### Work to complete
All lines below containing the string "expected" are to be copied.
:: Records for the exercise
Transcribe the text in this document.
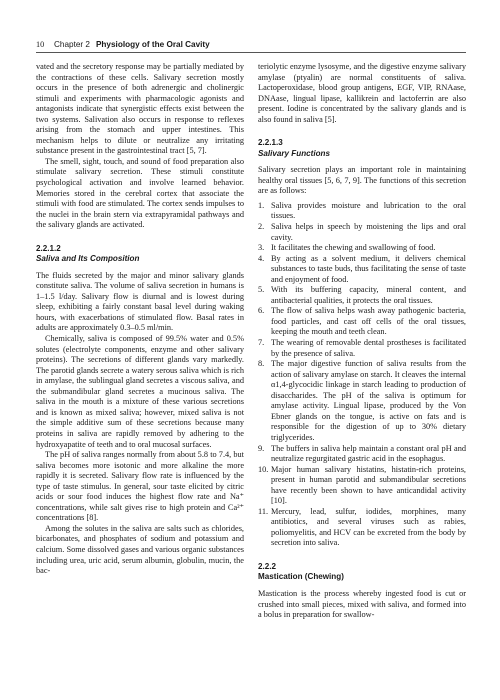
10	Chapter 2 Physiology of the Oral Cavity

vated and the secretory response may be partially mediated by the contractions of these cells. Salivary secretion mostly occurs in the presence of both adrenergic and cholinergic stimuli and experiments with pharmacologic agonists and antagonists indicate that synergistic effects exist between the two systems. Salivation also occurs in response to reflexes arising from the stomach and upper intestines. This mechanism helps to dilute or neutralize any irritating substance present in the gastrointestinal tract [5, 7].

The smell, sight, touch, and sound of food preparation also stimulate salivary secretion. These stimuli constitute psychological activation and involve learned behavior. Memories stored in the cerebral cortex that associate the stimuli with food are stimulated. The cortex sends impulses to the nuclei in the brain stern via extrapyramidal pathways and the salivary glands are activated.

2.2.1.2
Saliva and Its Composition

The fluids secreted by the major and minor salivary glands constitute saliva. The volume of saliva secretion in humans is 1–1.5 l/day. Salivary flow is diurnal and is lowest during sleep, exhibiting a fairly constant basal level during waking hours, with exacerbations of stimulated flow. Basal rates in adults are approximately 0.3–0.5 ml/min.

Chemically, saliva is composed of 99.5% water and 0.5% solutes (electrolyte components, enzyme and other salivary proteins). The secretions of different glands vary markedly. The parotid glands secrete a watery serous saliva which is rich in amylase, the sublingual gland secretes a viscous saliva, and the submandibular gland secretes a mucinous saliva. The saliva in the mouth is a mixture of these various secretions and is known as mixed saliva; however, mixed saliva is not the simple additive sum of these secretions because many proteins in saliva are rapidly removed by adhering to the hydroxyapatite of teeth and to oral mucosal surfaces.

The pH of saliva ranges normally from about 5.8 to 7.4, but saliva becomes more isotonic and more alkaline the more rapidly it is secreted. Salivary flow rate is influenced by the type of taste stimulus. In general, sour taste elicited by citric acids or sour food induces the highest flow rate and Na⁺ concentrations, while salt gives rise to high protein and Ca²⁺ concentrations [8].

Among the solutes in the saliva are salts such as chlorides, bicarbonates, and phosphates of sodium and potassium and calcium. Some dissolved gases and various organic substances including urea, uric acid, serum albumin, globulin, mucin, the bac-

teriolytic enzyme lysosyme, and the digestive enzyme salivary amylase (ptyalin) are normal constituents of saliva. Lactoperoxidase, blood group antigens, EGF, VIP, RNAase, DNAase, lingual lipase, kallikrein and lactoferrin are also present. Iodine is concentrated by the salivary glands and is also found in saliva [5].

2.2.1.3
Salivary Functions

Salivary secretion plays an important role in maintaining healthy oral tissues [5, 6, 7, 9]. The functions of this secretion are as follows:

1. Saliva provides moisture and lubrication to the oral tissues.
2. Saliva helps in speech by moistening the lips and oral cavity.
3. It facilitates the chewing and swallowing of food.
4. By acting as a solvent medium, it delivers chemical substances to taste buds, thus facilitating the sense of taste and enjoyment of food.
5. With its buffering capacity, mineral content, and antibacterial qualities, it protects the oral tissues.
6. The flow of saliva helps wash away pathogenic bacteria, food particles, and cast off cells of the oral tissues, keeping the mouth and teeth clean.
7. The wearing of removable dental prostheses is facilitated by the presence of saliva.
8. The major digestive function of saliva results from the action of salivary amylase on starch. It cleaves the internal α1,4-glycocidic linkage in starch leading to production of disaccharides. The pH of the saliva is optimum for amylase activity. Lingual lipase, produced by the Von Ebner glands on the tongue, is active on fats and is responsible for the digestion of up to 30% dietary triglycerides.
9. The buffers in saliva help maintain a constant oral pH and neutralize regurgitated gastric acid in the esophagus.
10. Major human salivary histatins, histatin-rich proteins, present in human parotid and submandibular secretions have recently been shown to have anticandidal activity [10].
11. Mercury, lead, sulfur, iodides, morphines, many antibiotics, and several viruses such as rabies, poliomyelitis, and HCV can be excreted from the body by secretion into saliva.
2.2.2
Mastication (Chewing)

Mastication is the process whereby ingested food is cut or crushed into small pieces, mixed with saliva, and formed into a bolus in preparation for swallow-
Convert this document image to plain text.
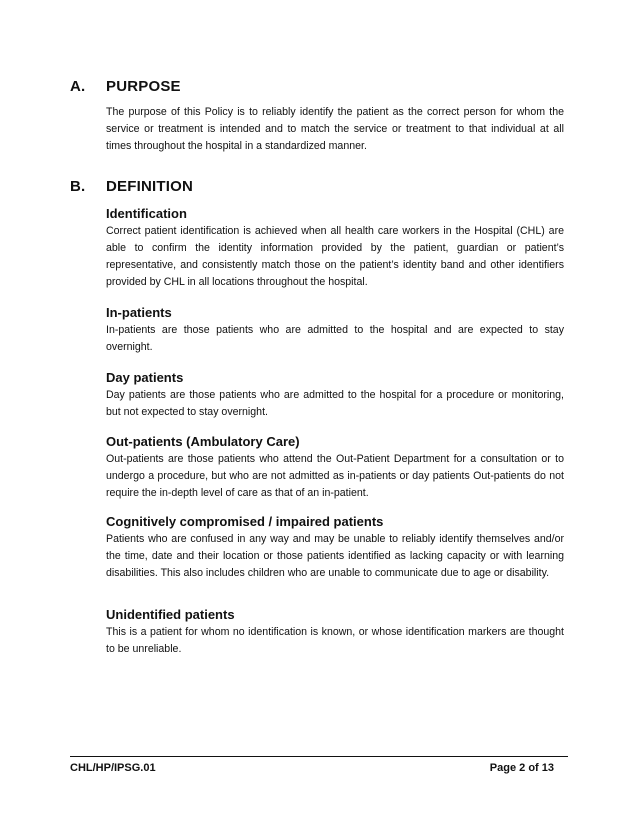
A. PURPOSE

The purpose of this Policy is to reliably identify the patient as the correct person for whom the service or treatment is intended and to match the service or treatment to that individual at all times throughout the hospital in a standardized manner.

B. DEFINITION
Identification

Correct patient identification is achieved when all health care workers in the Hospital (CHL) are able to confirm the identity information provided by the patient, guardian or patient’s representative, and consistently match those on the patient’s identity band and other identifiers provided by CHL in all locations throughout the hospital.

In-patients

In-patients are those patients who are admitted to the hospital and are expected to stay overnight.

Day patients

Day patients are those patients who are admitted to the hospital for a procedure or monitoring, but not expected to stay overnight.

Out-patients (Ambulatory Care)

Out-patients are those patients who attend the Out-Patient Department for a consultation or to undergo a procedure, but who are not admitted as in-patients or day patients Out-patients do not require the in-depth level of care as that of an in-patient.

Cognitively compromised / impaired patients

Patients who are confused in any way and may be unable to reliably identify themselves and/or the time, date and their location or those patients identified as lacking capacity or with learning disabilities. This also includes children who are unable to communicate due to age or disability.

Unidentified patients

This is a patient for whom no identification is known, or whose identification markers are thought to be unreliable.

CHL/HP/IPSG.01	Page 2 of 13
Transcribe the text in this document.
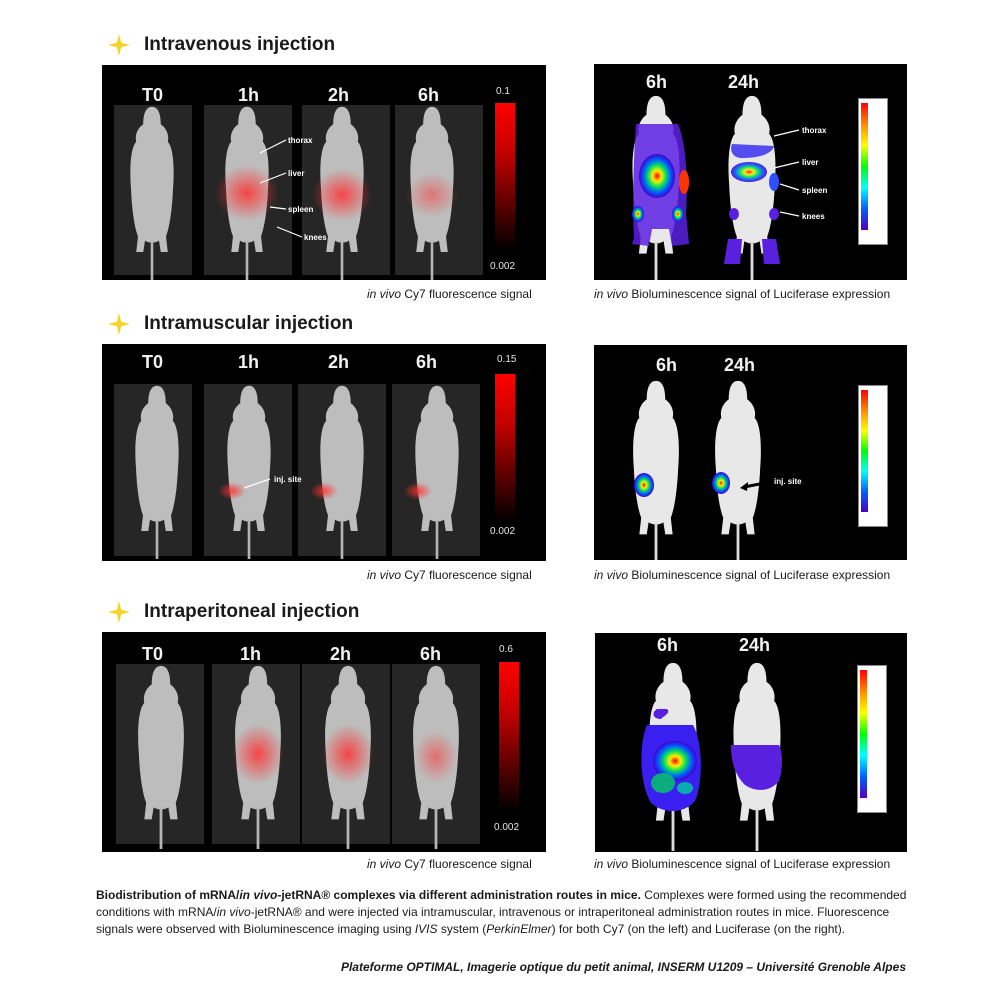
Intravenous injection
T0	1h	2h	6h
thorax
liver
spleen
knees
0.1
0.002
in vivo Cy7 fluorescence signal
6h	24h
thorax
liver
spleen
knees
in vivo Bioluminescence signal of Luciferase expression
Intramuscular injection
T0	1h	2h	6h
inj. site
0.15
0.002
in vivo Cy7 fluorescence signal
6h	24h
inj. site
in vivo Bioluminescence signal of Luciferase expression
Intraperitoneal injection
T0	1h	2h	6h	0.6
0.002
in vivo Cy7 fluorescence signal
6h	24h
in vivo Bioluminescence signal of Luciferase expression
Biodistribution of mRNA/in vivo-jetRNA® complexes via different administration routes in mice. Complexes were formed using the recommended conditions with mRNA/in vivo-jetRNA® and were injected via intramuscular, intravenous or intraperitoneal administration routes in mice. Fluorescence signals were observed with Bioluminescence imaging using IVIS system (PerkinElmer) for both Cy7 (on the left) and Luciferase (on the right).
Plateforme OPTIMAL, Imagerie optique du petit animal, INSERM U1209 – Université Grenoble Alpes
::::
### Result of this task
In-patients are those patients who are admitted to the hospital and are expected to stay overnight.
Day patients are those patients who are admitted to the hospital for a procedure or monitoring, but not expected to stay overnight.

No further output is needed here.